→ Problem to work on
In the data below, restate exactly the lines from the one with "Parse this screenshot: output" to the final line, both included, but not the pictures.

──────── Dataset records

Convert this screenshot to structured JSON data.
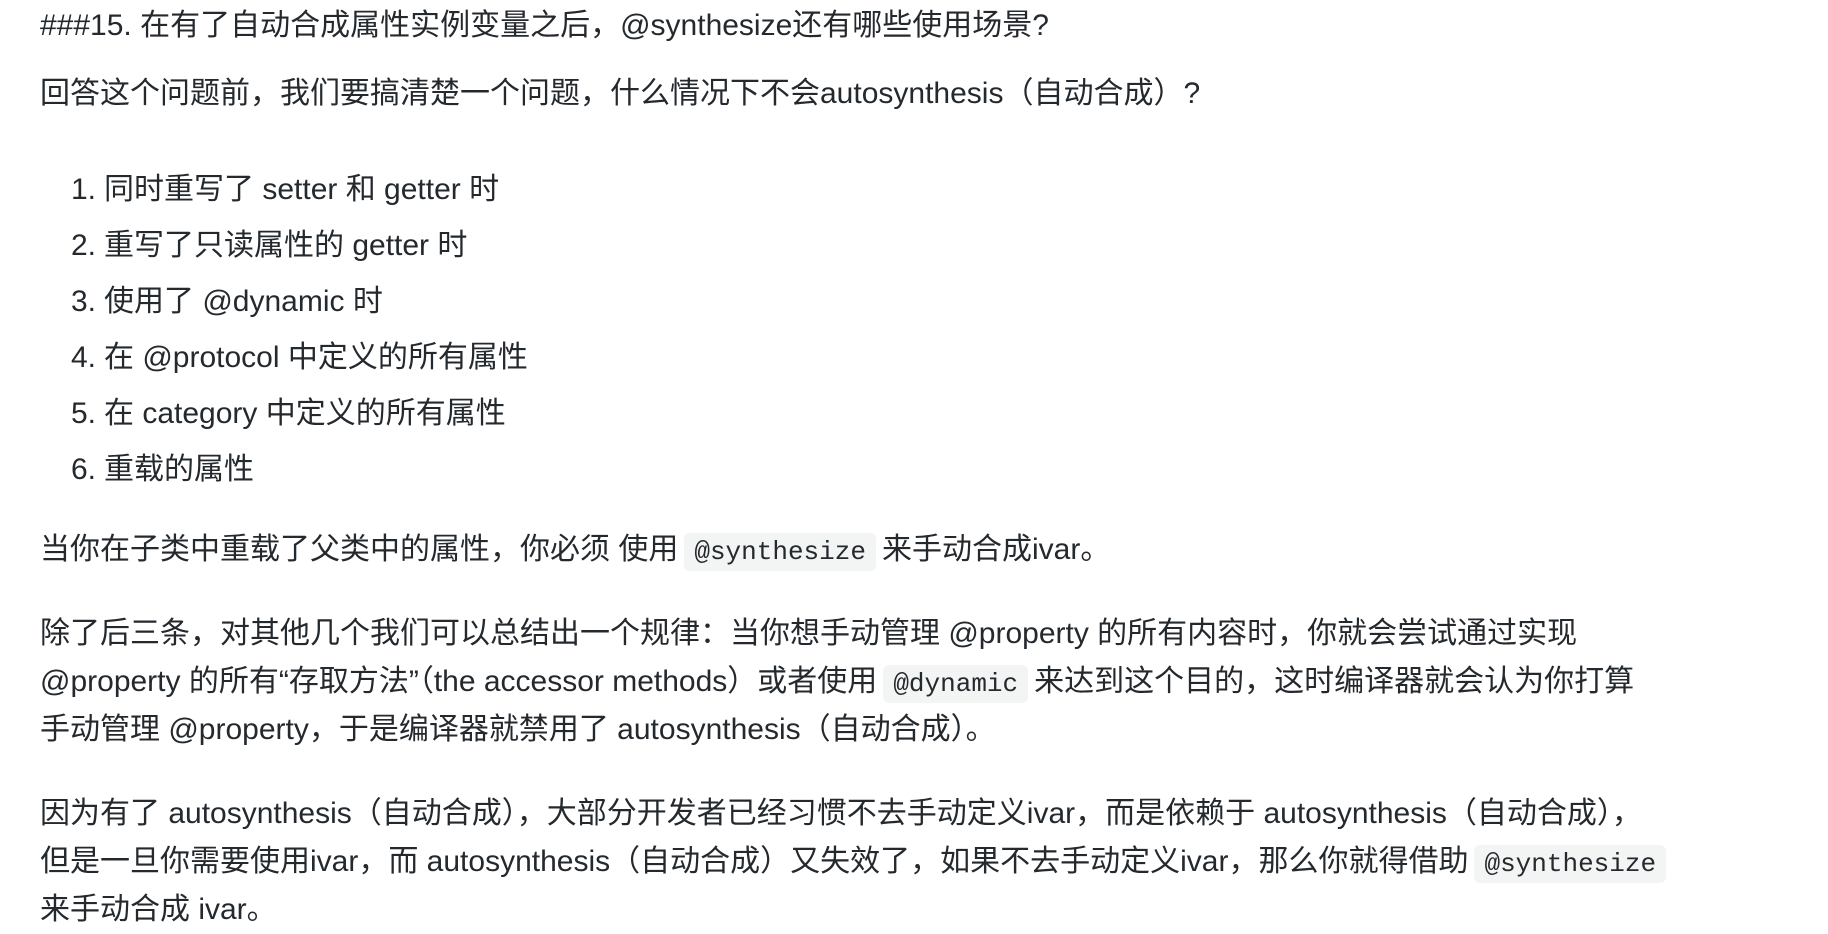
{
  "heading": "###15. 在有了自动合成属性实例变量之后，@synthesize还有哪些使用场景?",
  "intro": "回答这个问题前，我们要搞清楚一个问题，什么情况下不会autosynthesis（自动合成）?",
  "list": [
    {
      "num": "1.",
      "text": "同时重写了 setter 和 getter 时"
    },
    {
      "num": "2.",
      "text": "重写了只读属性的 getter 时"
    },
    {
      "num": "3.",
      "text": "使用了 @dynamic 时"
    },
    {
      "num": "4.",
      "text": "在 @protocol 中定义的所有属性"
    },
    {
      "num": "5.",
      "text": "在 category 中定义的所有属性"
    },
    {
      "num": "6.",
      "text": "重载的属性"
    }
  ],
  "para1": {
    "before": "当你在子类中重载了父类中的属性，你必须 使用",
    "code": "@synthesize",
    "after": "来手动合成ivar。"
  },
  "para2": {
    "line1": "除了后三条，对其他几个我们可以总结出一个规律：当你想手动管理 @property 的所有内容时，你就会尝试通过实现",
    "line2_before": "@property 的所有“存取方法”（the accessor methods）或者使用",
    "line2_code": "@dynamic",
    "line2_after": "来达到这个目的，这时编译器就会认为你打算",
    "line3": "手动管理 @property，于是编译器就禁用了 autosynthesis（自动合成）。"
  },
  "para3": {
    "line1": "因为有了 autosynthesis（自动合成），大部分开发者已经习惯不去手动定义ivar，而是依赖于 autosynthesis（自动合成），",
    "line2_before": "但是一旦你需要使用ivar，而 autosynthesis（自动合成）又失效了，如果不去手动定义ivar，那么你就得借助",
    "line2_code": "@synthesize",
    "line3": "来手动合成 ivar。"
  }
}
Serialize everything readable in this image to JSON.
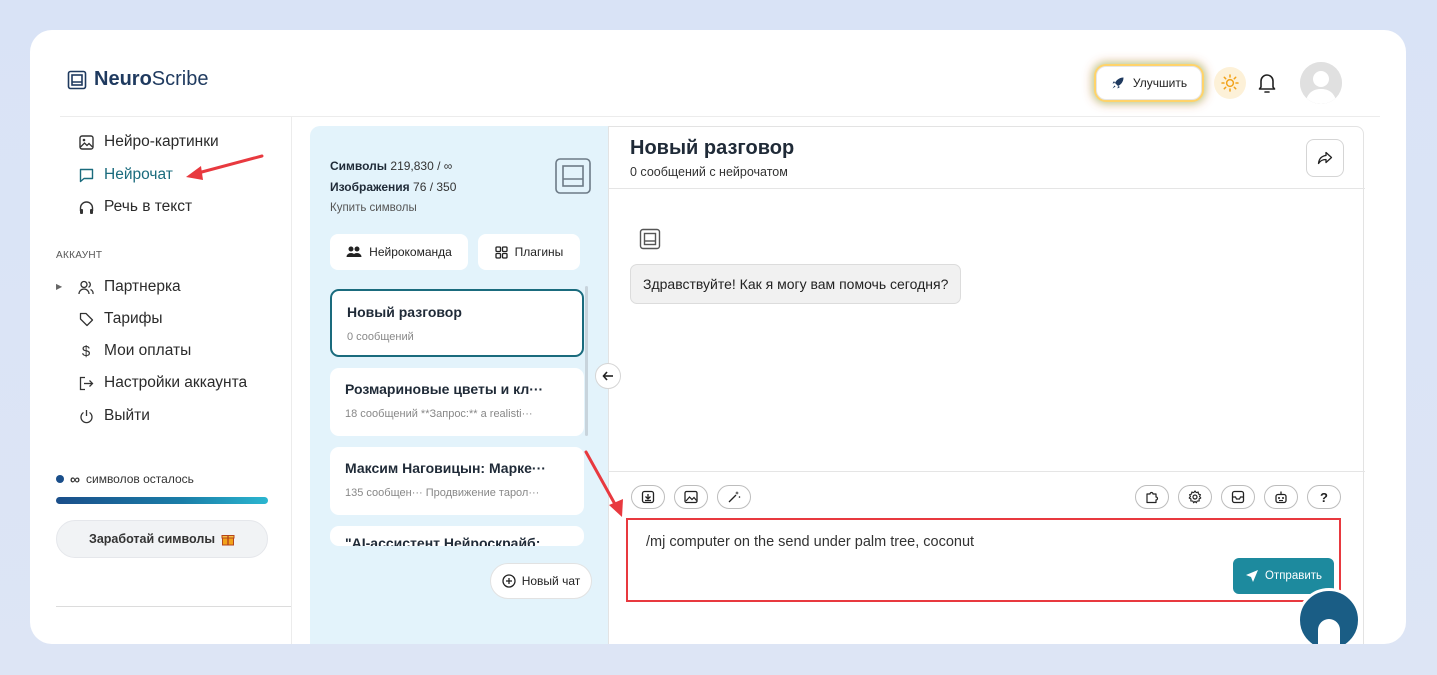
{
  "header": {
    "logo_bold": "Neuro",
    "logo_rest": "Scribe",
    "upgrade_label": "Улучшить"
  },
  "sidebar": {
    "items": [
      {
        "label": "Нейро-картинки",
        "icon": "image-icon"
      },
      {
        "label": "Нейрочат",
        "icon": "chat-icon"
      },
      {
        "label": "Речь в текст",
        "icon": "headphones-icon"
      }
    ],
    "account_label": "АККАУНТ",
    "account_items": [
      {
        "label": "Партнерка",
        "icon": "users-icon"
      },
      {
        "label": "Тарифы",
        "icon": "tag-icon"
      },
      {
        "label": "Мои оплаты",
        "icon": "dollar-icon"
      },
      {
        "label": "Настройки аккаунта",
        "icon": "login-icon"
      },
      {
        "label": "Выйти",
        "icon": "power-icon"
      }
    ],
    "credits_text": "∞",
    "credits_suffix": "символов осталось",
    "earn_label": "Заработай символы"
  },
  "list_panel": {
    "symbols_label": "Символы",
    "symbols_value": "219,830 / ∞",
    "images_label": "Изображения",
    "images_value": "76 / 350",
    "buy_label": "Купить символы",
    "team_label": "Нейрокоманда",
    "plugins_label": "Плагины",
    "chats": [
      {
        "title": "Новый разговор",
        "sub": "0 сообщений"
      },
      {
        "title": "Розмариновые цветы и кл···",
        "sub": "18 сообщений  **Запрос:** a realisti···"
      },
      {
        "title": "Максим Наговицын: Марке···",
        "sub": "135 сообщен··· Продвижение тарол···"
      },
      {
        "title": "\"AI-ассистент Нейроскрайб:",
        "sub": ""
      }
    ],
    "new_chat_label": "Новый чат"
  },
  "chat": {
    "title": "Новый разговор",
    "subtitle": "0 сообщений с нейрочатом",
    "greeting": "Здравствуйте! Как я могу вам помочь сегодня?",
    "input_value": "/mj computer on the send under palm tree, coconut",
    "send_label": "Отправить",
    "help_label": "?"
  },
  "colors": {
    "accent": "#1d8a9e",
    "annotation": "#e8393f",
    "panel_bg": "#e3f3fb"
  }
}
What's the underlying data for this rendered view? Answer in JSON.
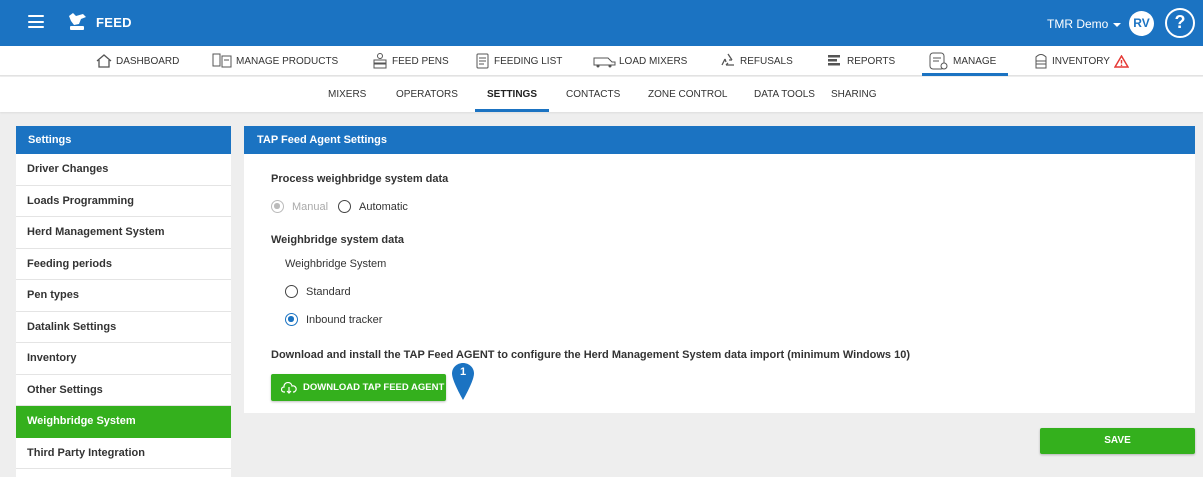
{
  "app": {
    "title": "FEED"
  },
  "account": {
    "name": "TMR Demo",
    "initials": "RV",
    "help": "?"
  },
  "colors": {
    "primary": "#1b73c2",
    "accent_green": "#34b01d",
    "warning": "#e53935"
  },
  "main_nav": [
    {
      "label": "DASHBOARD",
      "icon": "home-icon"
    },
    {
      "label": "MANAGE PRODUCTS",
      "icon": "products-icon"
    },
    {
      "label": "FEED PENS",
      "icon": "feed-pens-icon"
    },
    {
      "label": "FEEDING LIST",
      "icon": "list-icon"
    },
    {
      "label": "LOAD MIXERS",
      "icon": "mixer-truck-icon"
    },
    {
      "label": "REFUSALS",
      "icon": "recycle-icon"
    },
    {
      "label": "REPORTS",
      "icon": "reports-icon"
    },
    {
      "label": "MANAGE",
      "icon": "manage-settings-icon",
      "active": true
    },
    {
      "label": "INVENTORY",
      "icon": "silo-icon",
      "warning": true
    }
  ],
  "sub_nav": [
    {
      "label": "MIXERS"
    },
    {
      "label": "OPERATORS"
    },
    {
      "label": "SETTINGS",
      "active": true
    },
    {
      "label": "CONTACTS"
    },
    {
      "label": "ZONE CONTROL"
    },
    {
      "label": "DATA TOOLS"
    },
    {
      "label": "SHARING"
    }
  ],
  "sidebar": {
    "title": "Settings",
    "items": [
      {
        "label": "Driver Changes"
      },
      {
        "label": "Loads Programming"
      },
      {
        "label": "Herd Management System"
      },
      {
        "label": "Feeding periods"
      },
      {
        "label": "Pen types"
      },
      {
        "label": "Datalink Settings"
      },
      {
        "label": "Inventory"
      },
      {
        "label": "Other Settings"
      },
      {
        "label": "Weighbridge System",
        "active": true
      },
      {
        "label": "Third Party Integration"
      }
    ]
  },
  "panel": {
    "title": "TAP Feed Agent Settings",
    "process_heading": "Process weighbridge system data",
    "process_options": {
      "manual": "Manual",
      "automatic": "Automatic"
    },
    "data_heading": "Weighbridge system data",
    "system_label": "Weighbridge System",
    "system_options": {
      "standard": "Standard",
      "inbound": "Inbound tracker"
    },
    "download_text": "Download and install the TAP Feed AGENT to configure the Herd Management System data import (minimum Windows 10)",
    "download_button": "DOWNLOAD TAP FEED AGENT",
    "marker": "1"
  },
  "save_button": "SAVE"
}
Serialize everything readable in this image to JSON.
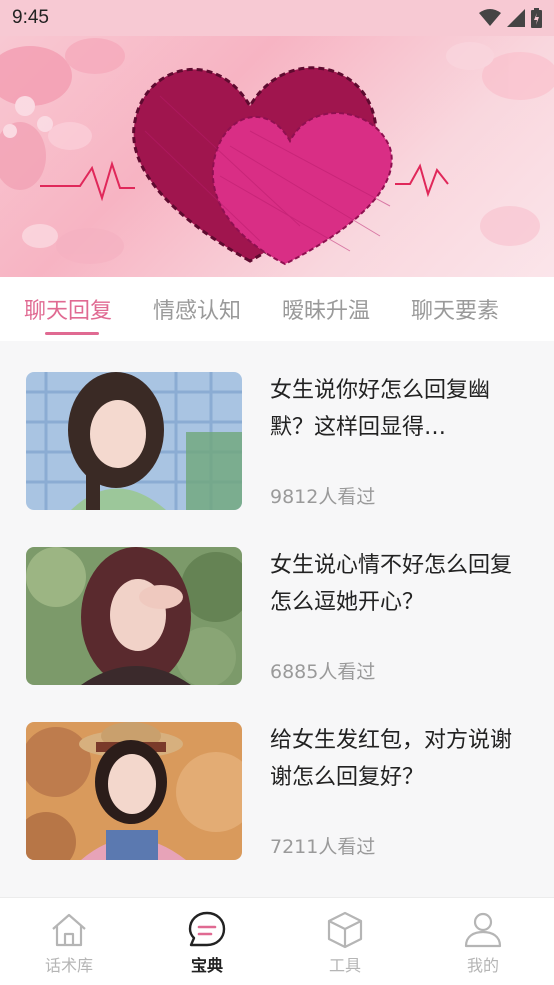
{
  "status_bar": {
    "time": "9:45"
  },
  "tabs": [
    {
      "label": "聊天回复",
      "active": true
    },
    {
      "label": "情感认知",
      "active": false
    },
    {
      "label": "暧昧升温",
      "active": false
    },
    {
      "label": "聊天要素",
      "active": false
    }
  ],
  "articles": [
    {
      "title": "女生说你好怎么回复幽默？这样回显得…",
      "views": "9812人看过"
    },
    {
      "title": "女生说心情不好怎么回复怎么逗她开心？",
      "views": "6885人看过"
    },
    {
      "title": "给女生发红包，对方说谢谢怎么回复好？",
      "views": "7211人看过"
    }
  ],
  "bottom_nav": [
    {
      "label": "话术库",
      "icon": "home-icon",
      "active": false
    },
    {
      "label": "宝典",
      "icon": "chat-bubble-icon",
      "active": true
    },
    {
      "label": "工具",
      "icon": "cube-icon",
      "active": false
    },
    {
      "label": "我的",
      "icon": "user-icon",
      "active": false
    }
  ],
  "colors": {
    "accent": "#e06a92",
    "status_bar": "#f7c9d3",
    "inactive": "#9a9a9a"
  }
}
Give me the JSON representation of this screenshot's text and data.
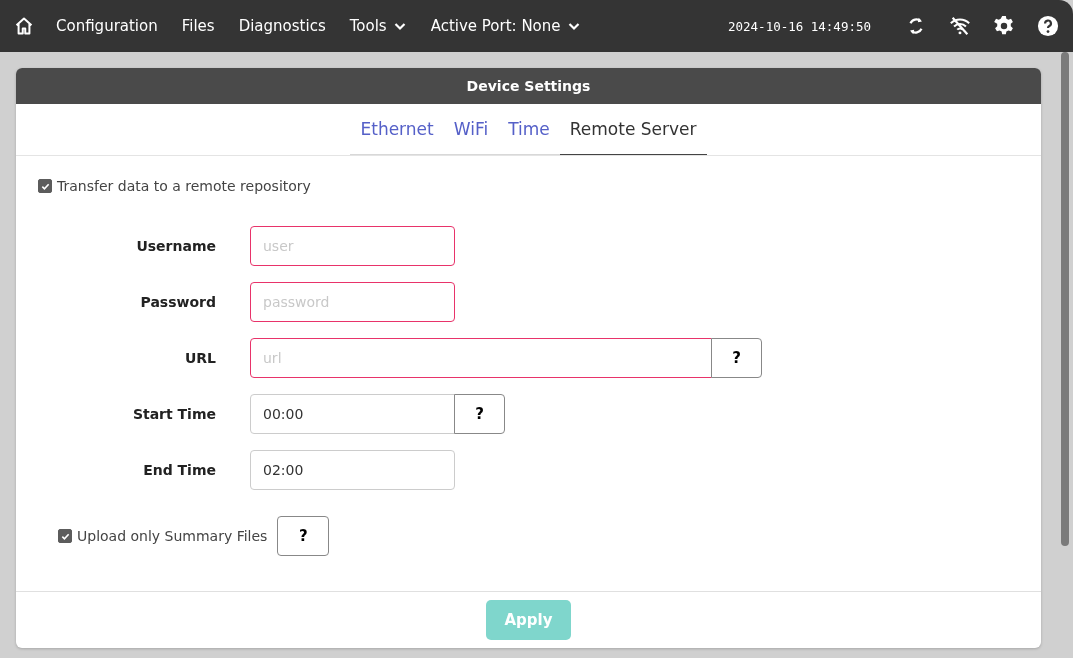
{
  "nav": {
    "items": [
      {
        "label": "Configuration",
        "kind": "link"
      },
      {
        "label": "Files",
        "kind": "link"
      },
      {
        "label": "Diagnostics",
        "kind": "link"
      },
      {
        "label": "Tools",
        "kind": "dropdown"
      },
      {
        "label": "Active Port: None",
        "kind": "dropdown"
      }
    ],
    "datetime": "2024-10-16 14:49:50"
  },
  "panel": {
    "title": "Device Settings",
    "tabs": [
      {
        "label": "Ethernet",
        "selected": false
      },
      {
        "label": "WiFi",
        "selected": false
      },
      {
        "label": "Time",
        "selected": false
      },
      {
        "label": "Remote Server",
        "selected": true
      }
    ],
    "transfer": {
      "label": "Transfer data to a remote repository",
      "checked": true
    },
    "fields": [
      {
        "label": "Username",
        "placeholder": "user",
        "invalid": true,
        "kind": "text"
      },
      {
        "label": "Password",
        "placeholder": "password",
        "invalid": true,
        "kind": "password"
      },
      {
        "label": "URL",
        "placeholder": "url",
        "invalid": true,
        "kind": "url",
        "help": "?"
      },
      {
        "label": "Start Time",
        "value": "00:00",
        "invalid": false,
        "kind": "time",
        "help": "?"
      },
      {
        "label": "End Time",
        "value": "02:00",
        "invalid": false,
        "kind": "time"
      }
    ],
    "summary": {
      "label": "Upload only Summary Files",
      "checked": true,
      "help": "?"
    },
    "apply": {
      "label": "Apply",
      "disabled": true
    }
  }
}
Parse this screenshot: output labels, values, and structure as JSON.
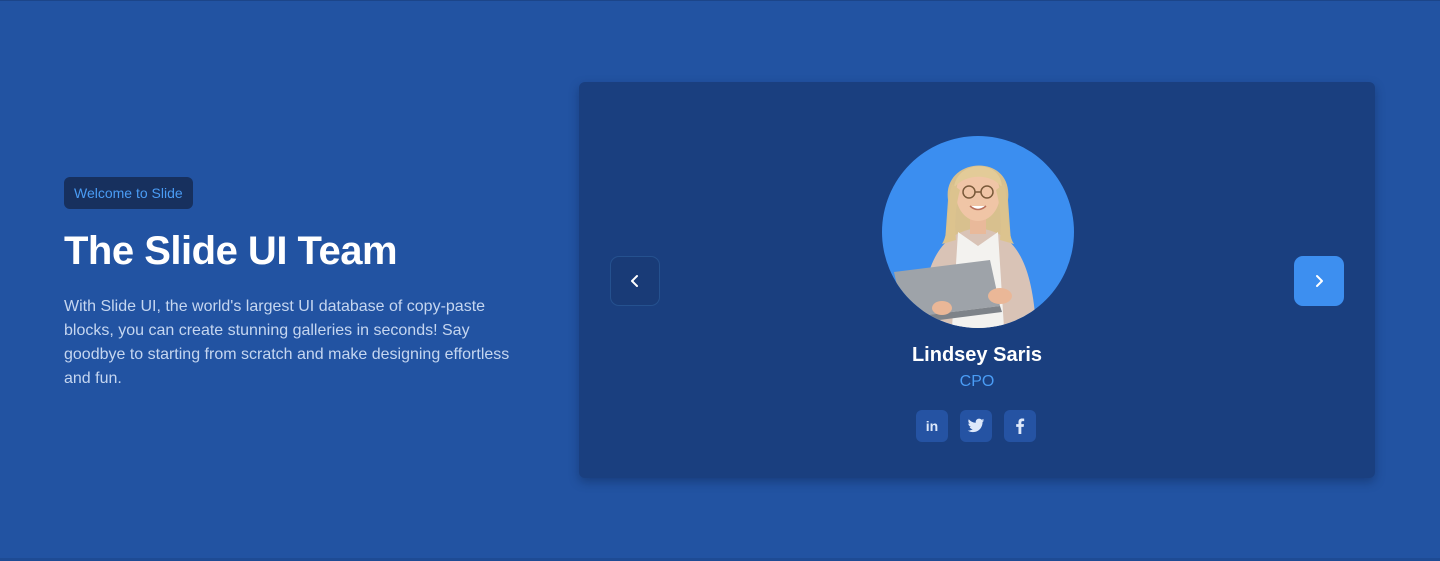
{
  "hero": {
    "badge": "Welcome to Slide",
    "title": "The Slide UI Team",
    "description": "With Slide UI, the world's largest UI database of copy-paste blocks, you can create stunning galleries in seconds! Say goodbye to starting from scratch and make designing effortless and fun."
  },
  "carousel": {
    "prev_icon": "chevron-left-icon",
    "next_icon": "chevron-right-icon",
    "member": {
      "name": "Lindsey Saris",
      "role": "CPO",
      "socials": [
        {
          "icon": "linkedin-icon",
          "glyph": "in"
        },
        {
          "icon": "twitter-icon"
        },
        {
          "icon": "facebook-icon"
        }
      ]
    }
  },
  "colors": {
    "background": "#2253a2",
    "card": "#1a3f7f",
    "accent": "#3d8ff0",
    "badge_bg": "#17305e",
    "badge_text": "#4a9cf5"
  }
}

────────────────

→ Solution
Parse this screenshot: output labels, values, and structure as JSON.
{
  "hero": {
    "badge": "Welcome to Slide",
    "title": "The Slide UI Team",
    "description": "With Slide UI, the world's largest UI database of copy-paste blocks, you can create stunning galleries in seconds! Say goodbye to starting from scratch and make designing effortless and fun."
  },
  "carousel": {
    "prev_icon": "chevron-left-icon",
    "next_icon": "chevron-right-icon",
    "member": {
      "name": "Lindsey Saris",
      "role": "CPO",
      "socials": [
        {
          "icon": "linkedin-icon",
          "glyph": "in"
        },
        {
          "icon": "twitter-icon"
        },
        {
          "icon": "facebook-icon"
        }
      ]
    }
  },
  "colors": {
    "background": "#2253a2",
    "card": "#1a3f7f",
    "accent": "#3d8ff0",
    "badge_bg": "#17305e",
    "badge_text": "#4a9cf5"
  }
}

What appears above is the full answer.